DIRECTIONS —
1. Summarize the interview excerpt in two sentences.
2. Extend the interview excerpt beyond its final line.

Graeme Wood: Yeah, it’s not as if I can reach into the any literature of political psychology, but I can tell you I feel it myself. When you see wild things happening that are things that you couldn’t believe would ever exist before, then you just feel yourself kind of being cut loose from all the moorings that you had, political moorings, moral moorings. And I think that’s kind of what happens. I mean, I mentioned the way that conservatives have been energized by the murder of a 23-year-old Ukrainian immigrant, Iryna Zarutska. And um it was because there was images of her being stabbed to death on a commuter train in Charlotte, North Carolina on August 25th, images that are just horrifying to watch and that somehow penetrate deep into your brain, totally involuntarily. To a place where they they cut you loose from what you thought reality was and sadly can push you back to changes perhaps we might call it changing an overton window within ourselves where suddenly you think that maybe I was wrong about everything and I’m open to a lot of things that I had previously considered anathema within politics. So of course that’s that’s exactly what various types of radicals uh expect that, yes, if something horrifying happens, that’s an opportunity. That’s an opportunity to say, maybe since you didn’t see that coming, you might recalibrate your view of the world and be open to a politics that before you thought was far too too fringe or radical for you. So I suspect that the public execution of Charlie Kirk will have that effect for a lot of people.
Jane Coaston: Is there anything else about this political climate that you don’t think is getting enough attention?

Dataset items:
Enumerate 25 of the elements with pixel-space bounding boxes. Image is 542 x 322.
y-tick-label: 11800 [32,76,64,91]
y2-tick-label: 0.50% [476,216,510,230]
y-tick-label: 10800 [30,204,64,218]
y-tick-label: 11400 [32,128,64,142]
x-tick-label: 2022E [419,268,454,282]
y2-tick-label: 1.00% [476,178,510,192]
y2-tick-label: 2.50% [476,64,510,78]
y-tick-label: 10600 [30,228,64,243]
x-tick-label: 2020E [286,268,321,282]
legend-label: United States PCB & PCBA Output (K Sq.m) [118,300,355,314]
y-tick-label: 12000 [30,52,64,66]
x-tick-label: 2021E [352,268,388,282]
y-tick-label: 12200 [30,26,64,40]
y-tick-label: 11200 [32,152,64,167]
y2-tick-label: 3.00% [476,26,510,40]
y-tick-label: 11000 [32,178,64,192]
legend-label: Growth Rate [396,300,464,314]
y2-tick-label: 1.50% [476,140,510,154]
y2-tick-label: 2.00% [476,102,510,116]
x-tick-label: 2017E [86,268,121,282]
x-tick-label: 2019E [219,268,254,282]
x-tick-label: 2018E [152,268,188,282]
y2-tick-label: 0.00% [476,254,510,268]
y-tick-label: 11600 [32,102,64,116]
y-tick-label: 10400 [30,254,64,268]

RESPONSE LIST —
1. Graeme Wood says that seeing shocking events can cut people loose from their political and moral moorings, and he points to the images of Iryna Zarutska being stabbed on a Charlotte commuter train as something that energized conservatives. He adds that radicals treat such horrors as an opportunity to make people open to politics they once thought too fringe, and he suspects the public execution of Charlie Kirk will have that effect on many people.

2.
Graeme Wood: Last year when the assassination attempt against Trump happened in Butler, Pennsylvania, the first reaction I had was, thank God he wasn’t killed. And the second reaction I had was let’s think about this in context. And as I suggested in the beginning of our conversation, the context is of a country that has had horrifically violent moments. But that in the last 100 years or so has actually been pretty low in political violence. So I think context is what is is still very important to see, which is that there’s a whole world out there where the events that we saw yesterday. Is far those events are far more common, far more familiar to people. And so we don’t have to guess what happens when that becomes a commonplace event. We can look at what happens in places like even you know Pakistan, like Indonesia, and indeed, even in Western Europe during times. So um but that should teach us, and I think that people’s normie instincts kick in and they say, um that was bad. And sometimes they say that performatively. I think that what might be overlooked is we can see what happens when it’s when this happens all the time and the instinct to denounce it is no longer an automatic one. Um. Namely, that all [?] go totally haywire and um everybody loses really, really badly. Um it this is this is a horrible, horrible tragedy for individuals, but for society it’s truly unthinkable for someone who’s been in the United States for his entire life to imagine what would be like if we lost that gift that this country has had for most of the last century.
Jane Coaston: Graeme, thank you so much for joining me.
Graeme Wood: Thank you, Jane.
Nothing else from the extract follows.